## WHAT THIS TASK INVOLVES
Make a verbatim copy of the entries below; pictures stay out.

## DATA EXCERPTS
_ _ _ _ _

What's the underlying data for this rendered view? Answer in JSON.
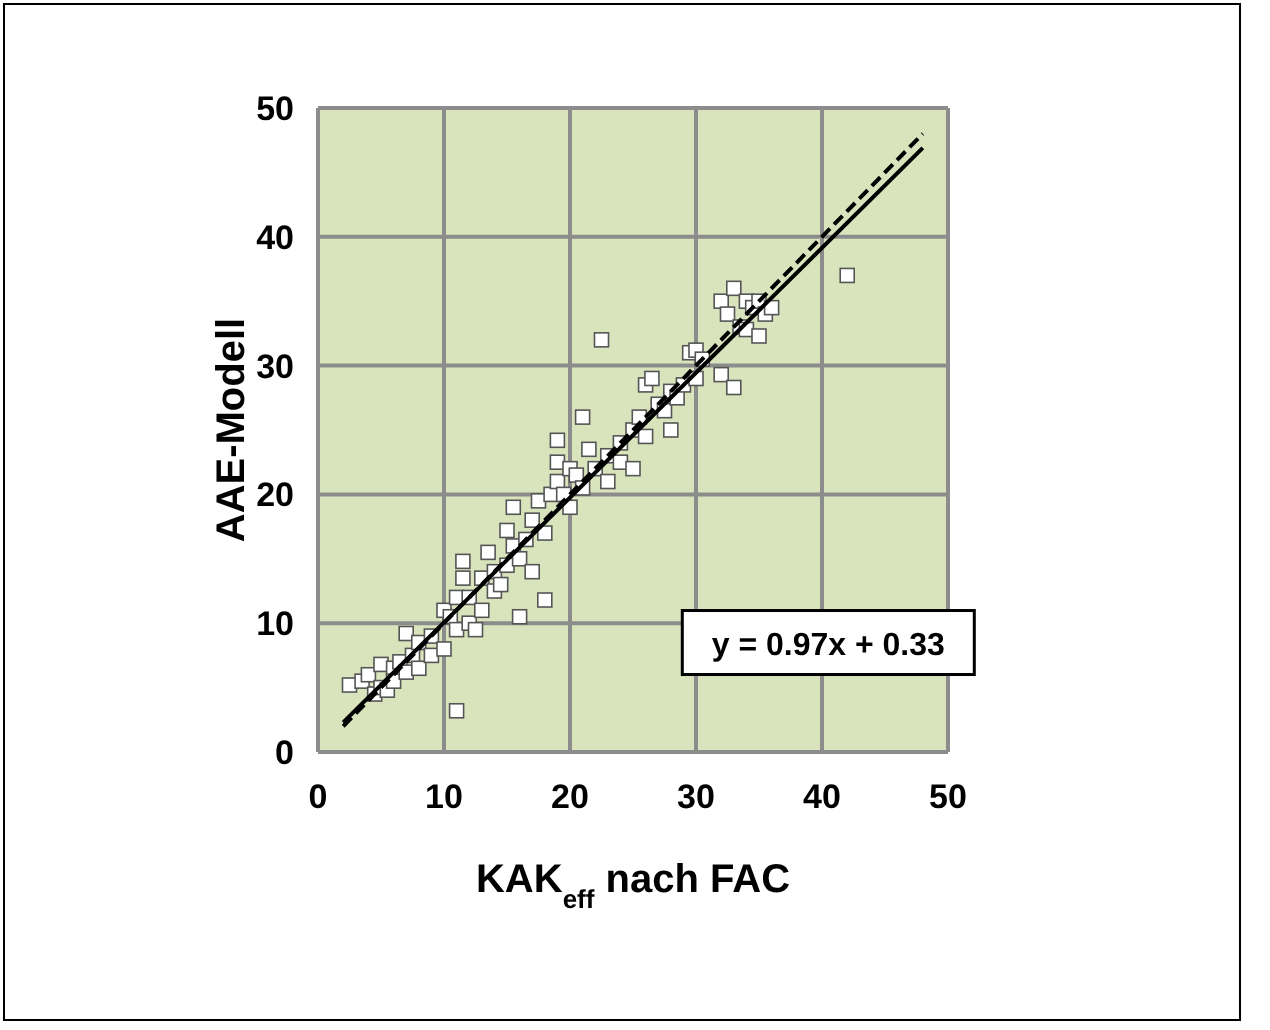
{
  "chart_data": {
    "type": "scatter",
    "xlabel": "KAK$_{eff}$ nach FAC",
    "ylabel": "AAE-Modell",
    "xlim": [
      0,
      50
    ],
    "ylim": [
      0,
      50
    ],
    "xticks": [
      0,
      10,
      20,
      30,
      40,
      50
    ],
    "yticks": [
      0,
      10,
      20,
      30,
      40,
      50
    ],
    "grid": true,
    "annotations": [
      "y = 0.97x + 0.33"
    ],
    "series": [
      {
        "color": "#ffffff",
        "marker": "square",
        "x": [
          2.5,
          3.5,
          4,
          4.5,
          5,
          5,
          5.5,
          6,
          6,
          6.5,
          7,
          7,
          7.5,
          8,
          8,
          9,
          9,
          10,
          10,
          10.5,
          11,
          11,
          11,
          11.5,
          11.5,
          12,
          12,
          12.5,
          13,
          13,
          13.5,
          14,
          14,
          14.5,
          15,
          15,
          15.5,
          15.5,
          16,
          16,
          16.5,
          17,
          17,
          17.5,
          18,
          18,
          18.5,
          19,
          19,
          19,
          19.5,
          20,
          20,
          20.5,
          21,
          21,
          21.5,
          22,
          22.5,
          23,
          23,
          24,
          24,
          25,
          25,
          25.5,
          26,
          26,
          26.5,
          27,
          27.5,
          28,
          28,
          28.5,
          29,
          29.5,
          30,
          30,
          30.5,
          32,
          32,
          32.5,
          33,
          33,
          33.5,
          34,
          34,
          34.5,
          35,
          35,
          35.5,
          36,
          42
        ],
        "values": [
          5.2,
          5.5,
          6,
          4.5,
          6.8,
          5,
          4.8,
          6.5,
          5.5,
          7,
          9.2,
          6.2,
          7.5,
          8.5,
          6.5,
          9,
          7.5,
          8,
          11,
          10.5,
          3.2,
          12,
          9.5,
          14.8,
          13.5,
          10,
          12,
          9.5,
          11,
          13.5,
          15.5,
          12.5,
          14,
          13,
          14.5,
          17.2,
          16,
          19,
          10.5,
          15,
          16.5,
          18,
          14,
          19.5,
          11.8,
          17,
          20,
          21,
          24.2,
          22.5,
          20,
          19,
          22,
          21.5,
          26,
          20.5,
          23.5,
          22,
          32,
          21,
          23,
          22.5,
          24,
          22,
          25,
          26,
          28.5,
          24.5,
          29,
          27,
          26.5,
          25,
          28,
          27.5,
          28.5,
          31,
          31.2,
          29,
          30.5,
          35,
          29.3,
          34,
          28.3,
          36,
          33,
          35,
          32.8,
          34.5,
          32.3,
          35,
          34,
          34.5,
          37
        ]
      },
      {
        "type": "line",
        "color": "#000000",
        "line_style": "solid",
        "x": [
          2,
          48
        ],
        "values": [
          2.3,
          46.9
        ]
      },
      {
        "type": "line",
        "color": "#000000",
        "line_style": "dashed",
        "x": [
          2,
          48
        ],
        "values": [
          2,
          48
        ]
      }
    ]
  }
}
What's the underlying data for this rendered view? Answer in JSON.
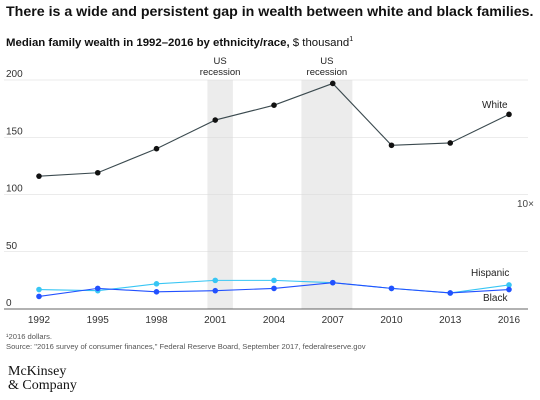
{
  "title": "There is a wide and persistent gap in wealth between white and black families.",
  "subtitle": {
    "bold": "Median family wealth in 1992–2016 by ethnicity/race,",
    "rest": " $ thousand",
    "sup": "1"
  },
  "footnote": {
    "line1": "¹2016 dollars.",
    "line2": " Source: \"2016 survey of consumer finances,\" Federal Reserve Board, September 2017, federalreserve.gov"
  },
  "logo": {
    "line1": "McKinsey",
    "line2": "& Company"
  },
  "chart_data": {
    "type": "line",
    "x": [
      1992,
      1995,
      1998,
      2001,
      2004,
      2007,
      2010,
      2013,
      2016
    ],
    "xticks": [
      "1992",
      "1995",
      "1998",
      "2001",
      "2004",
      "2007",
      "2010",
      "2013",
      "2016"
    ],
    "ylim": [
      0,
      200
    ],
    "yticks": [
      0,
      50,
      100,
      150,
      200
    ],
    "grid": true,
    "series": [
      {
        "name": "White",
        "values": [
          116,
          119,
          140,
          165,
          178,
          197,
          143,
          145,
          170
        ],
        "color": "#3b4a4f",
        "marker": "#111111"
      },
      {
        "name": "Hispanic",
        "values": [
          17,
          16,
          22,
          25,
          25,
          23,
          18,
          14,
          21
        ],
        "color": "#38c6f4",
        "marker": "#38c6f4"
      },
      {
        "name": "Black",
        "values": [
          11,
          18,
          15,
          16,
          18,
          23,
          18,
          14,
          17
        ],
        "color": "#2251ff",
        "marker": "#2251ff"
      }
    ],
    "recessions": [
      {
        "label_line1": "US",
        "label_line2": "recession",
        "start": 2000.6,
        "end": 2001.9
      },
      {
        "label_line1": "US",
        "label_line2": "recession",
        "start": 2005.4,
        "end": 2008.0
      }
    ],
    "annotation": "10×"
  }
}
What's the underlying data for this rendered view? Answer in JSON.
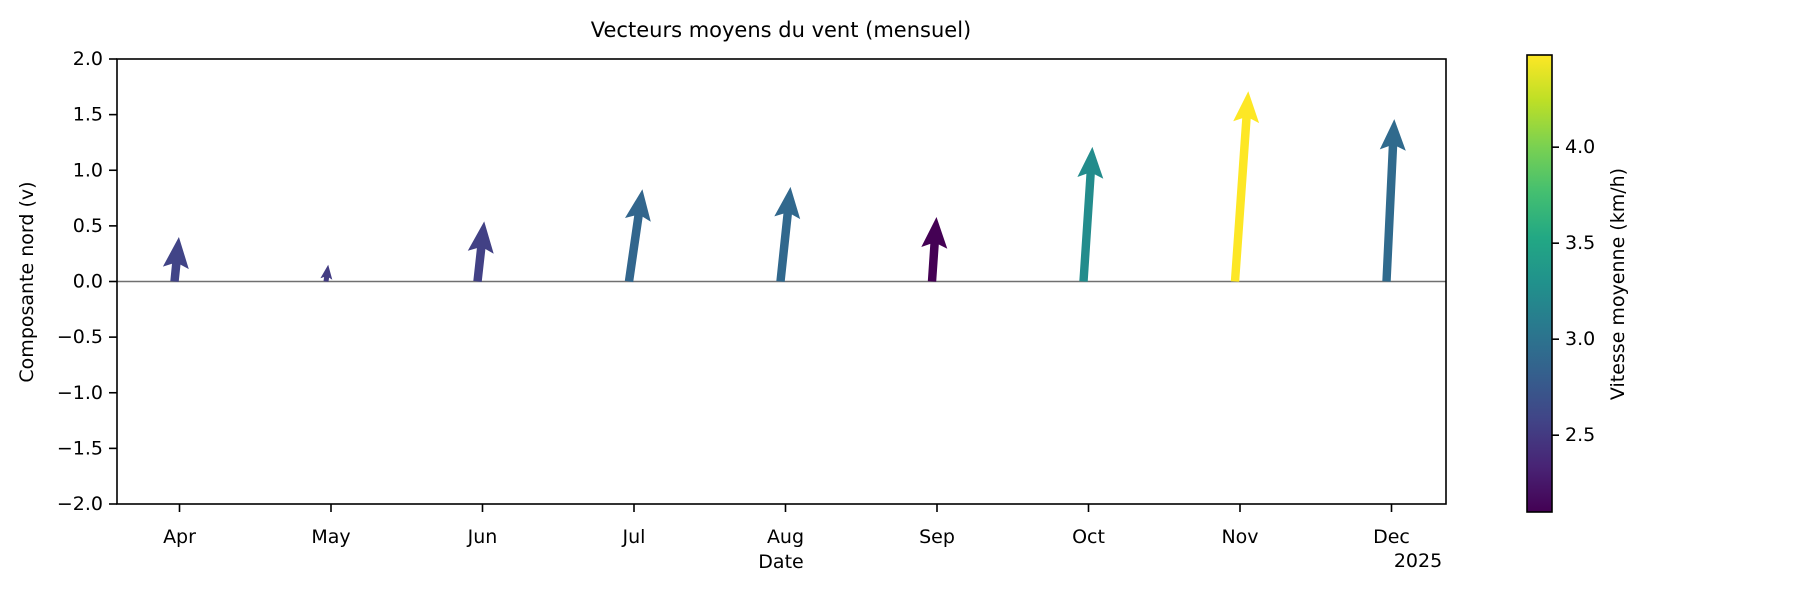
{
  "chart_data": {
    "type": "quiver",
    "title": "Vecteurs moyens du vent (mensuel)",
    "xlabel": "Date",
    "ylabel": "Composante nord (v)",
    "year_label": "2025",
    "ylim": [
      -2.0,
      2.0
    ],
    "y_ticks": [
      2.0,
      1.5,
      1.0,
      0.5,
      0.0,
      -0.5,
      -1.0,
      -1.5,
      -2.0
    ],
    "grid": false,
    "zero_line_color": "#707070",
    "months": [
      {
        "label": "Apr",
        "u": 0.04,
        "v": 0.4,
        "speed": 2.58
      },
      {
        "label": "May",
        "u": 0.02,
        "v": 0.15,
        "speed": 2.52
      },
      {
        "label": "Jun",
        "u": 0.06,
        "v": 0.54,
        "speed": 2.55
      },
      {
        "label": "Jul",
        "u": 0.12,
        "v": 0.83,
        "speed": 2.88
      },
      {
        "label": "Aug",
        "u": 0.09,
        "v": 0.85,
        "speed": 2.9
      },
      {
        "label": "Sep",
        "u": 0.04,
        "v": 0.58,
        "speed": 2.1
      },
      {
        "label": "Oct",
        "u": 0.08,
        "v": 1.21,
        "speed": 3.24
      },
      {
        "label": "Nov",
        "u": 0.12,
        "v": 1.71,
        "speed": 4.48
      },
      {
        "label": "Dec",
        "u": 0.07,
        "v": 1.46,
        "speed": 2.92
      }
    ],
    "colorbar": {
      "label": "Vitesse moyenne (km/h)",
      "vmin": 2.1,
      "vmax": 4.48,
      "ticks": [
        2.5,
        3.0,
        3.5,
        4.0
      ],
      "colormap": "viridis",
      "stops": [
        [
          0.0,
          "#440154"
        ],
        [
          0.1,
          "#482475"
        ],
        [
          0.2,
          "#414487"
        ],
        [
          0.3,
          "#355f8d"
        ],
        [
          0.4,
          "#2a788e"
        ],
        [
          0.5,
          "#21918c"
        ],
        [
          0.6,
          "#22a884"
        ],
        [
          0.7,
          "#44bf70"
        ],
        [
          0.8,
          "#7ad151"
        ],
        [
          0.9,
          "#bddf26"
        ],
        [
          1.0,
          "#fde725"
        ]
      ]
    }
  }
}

_ _ _ _ _

## RESULT
What's the underlying data for this rendered view? Answer in JSON.
{
  "chart_data": {
    "type": "scatter",
    "xlabel": "KAK$_{eff}$ nach FAC",
    "ylabel": "AAE-Modell",
    "xlim": [
      0,
      50
    ],
    "ylim": [
      0,
      50
    ],
    "xticks": [
      0,
      10,
      20,
      30,
      40,
      50
    ],
    "yticks": [
      0,
      10,
      20,
      30,
      40,
      50
    ],
    "grid": true,
    "annotations": [
      "y = 0.97x + 0.33"
    ],
    "series": [
      {
        "color": "#ffffff",
        "marker": "square",
        "x": [
          2.5,
          3.5,
          4,
          4.5,
          5,
          5,
          5.5,
          6,
          6,
          6.5,
          7,
          7,
          7.5,
          8,
          8,
          9,
          9,
          10,
          10,
          10.5,
          11,
          11,
          11,
          11.5,
          11.5,
          12,
          12,
          12.5,
          13,
          13,
          13.5,
          14,
          14,
          14.5,
          15,
          15,
          15.5,
          15.5,
          16,
          16,
          16.5,
          17,
          17,
          17.5,
          18,
          18,
          18.5,
          19,
          19,
          19,
          19.5,
          20,
          20,
          20.5,
          21,
          21,
          21.5,
          22,
          22.5,
          23,
          23,
          24,
          24,
          25,
          25,
          25.5,
          26,
          26,
          26.5,
          27,
          27.5,
          28,
          28,
          28.5,
          29,
          29.5,
          30,
          30,
          30.5,
          32,
          32,
          32.5,
          33,
          33,
          33.5,
          34,
          34,
          34.5,
          35,
          35,
          35.5,
          36,
          42
        ],
        "values": [
          5.2,
          5.5,
          6,
          4.5,
          6.8,
          5,
          4.8,
          6.5,
          5.5,
          7,
          9.2,
          6.2,
          7.5,
          8.5,
          6.5,
          9,
          7.5,
          8,
          11,
          10.5,
          3.2,
          12,
          9.5,
          14.8,
          13.5,
          10,
          12,
          9.5,
          11,
          13.5,
          15.5,
          12.5,
          14,
          13,
          14.5,
          17.2,
          16,
          19,
          10.5,
          15,
          16.5,
          18,
          14,
          19.5,
          11.8,
          17,
          20,
          21,
          24.2,
          22.5,
          20,
          19,
          22,
          21.5,
          26,
          20.5,
          23.5,
          22,
          32,
          21,
          23,
          22.5,
          24,
          22,
          25,
          26,
          28.5,
          24.5,
          29,
          27,
          26.5,
          25,
          28,
          27.5,
          28.5,
          31,
          31.2,
          29,
          30.5,
          35,
          29.3,
          34,
          28.3,
          36,
          33,
          35,
          32.8,
          34.5,
          32.3,
          35,
          34,
          34.5,
          37
        ]
      },
      {
        "type": "line",
        "color": "#000000",
        "line_style": "solid",
        "x": [
          2,
          48
        ],
        "values": [
          2.3,
          46.9
        ]
      },
      {
        "type": "line",
        "color": "#000000",
        "line_style": "dashed",
        "x": [
          2,
          48
        ],
        "values": [
          2,
          48
        ]
      }
    ]
  }
}
What's the underlying data for this rendered view? Answer in JSON.
{
  "title": "There is a wide and persistent gap in wealth between white and black families.",
  "subtitle": {
    "bold": "Median family wealth in 1992–2016 by ethnicity/race,",
    "rest": " $ thousand",
    "sup": "1"
  },
  "footnote": {
    "line1": "¹2016 dollars.",
    "line2": " Source: \"2016 survey of consumer finances,\" Federal Reserve Board, September 2017, federalreserve.gov"
  },
  "logo": {
    "line1": "McKinsey",
    "line2": "& Company"
  },
  "chart_data": {
    "type": "line",
    "x": [
      1992,
      1995,
      1998,
      2001,
      2004,
      2007,
      2010,
      2013,
      2016
    ],
    "xticks": [
      "1992",
      "1995",
      "1998",
      "2001",
      "2004",
      "2007",
      "2010",
      "2013",
      "2016"
    ],
    "ylim": [
      0,
      200
    ],
    "yticks": [
      0,
      50,
      100,
      150,
      200
    ],
    "grid": true,
    "series": [
      {
        "name": "White",
        "values": [
          116,
          119,
          140,
          165,
          178,
          197,
          143,
          145,
          170
        ],
        "color": "#3b4a4f",
        "marker": "#111111"
      },
      {
        "name": "Hispanic",
        "values": [
          17,
          16,
          22,
          25,
          25,
          23,
          18,
          14,
          21
        ],
        "color": "#38c6f4",
        "marker": "#38c6f4"
      },
      {
        "name": "Black",
        "values": [
          11,
          18,
          15,
          16,
          18,
          23,
          18,
          14,
          17
        ],
        "color": "#2251ff",
        "marker": "#2251ff"
      }
    ],
    "recessions": [
      {
        "label_line1": "US",
        "label_line2": "recession",
        "start": 2000.6,
        "end": 2001.9
      },
      {
        "label_line1": "US",
        "label_line2": "recession",
        "start": 2005.4,
        "end": 2008.0
      }
    ],
    "annotation": "10×"
  }
}
What's the underlying data for this rendered view? Answer in JSON.
{
  "chart_data": {
    "type": "quiver",
    "title": "Vecteurs moyens du vent (mensuel)",
    "xlabel": "Date",
    "ylabel": "Composante nord (v)",
    "year_label": "2025",
    "ylim": [
      -2.0,
      2.0
    ],
    "y_ticks": [
      2.0,
      1.5,
      1.0,
      0.5,
      0.0,
      -0.5,
      -1.0,
      -1.5,
      -2.0
    ],
    "grid": false,
    "zero_line_color": "#707070",
    "months": [
      {
        "label": "Apr",
        "u": 0.04,
        "v": 0.4,
        "speed": 2.58
      },
      {
        "label": "May",
        "u": 0.02,
        "v": 0.15,
        "speed": 2.52
      },
      {
        "label": "Jun",
        "u": 0.06,
        "v": 0.54,
        "speed": 2.55
      },
      {
        "label": "Jul",
        "u": 0.12,
        "v": 0.83,
        "speed": 2.88
      },
      {
        "label": "Aug",
        "u": 0.09,
        "v": 0.85,
        "speed": 2.9
      },
      {
        "label": "Sep",
        "u": 0.04,
        "v": 0.58,
        "speed": 2.1
      },
      {
        "label": "Oct",
        "u": 0.08,
        "v": 1.21,
        "speed": 3.24
      },
      {
        "label": "Nov",
        "u": 0.12,
        "v": 1.71,
        "speed": 4.48
      },
      {
        "label": "Dec",
        "u": 0.07,
        "v": 1.46,
        "speed": 2.92
      }
    ],
    "colorbar": {
      "label": "Vitesse moyenne (km/h)",
      "vmin": 2.1,
      "vmax": 4.48,
      "ticks": [
        2.5,
        3.0,
        3.5,
        4.0
      ],
      "colormap": "viridis",
      "stops": [
        [
          0.0,
          "#440154"
        ],
        [
          0.1,
          "#482475"
        ],
        [
          0.2,
          "#414487"
        ],
        [
          0.3,
          "#355f8d"
        ],
        [
          0.4,
          "#2a788e"
        ],
        [
          0.5,
          "#21918c"
        ],
        [
          0.6,
          "#22a884"
        ],
        [
          0.7,
          "#44bf70"
        ],
        [
          0.8,
          "#7ad151"
        ],
        [
          0.9,
          "#bddf26"
        ],
        [
          1.0,
          "#fde725"
        ]
      ]
    }
  }
}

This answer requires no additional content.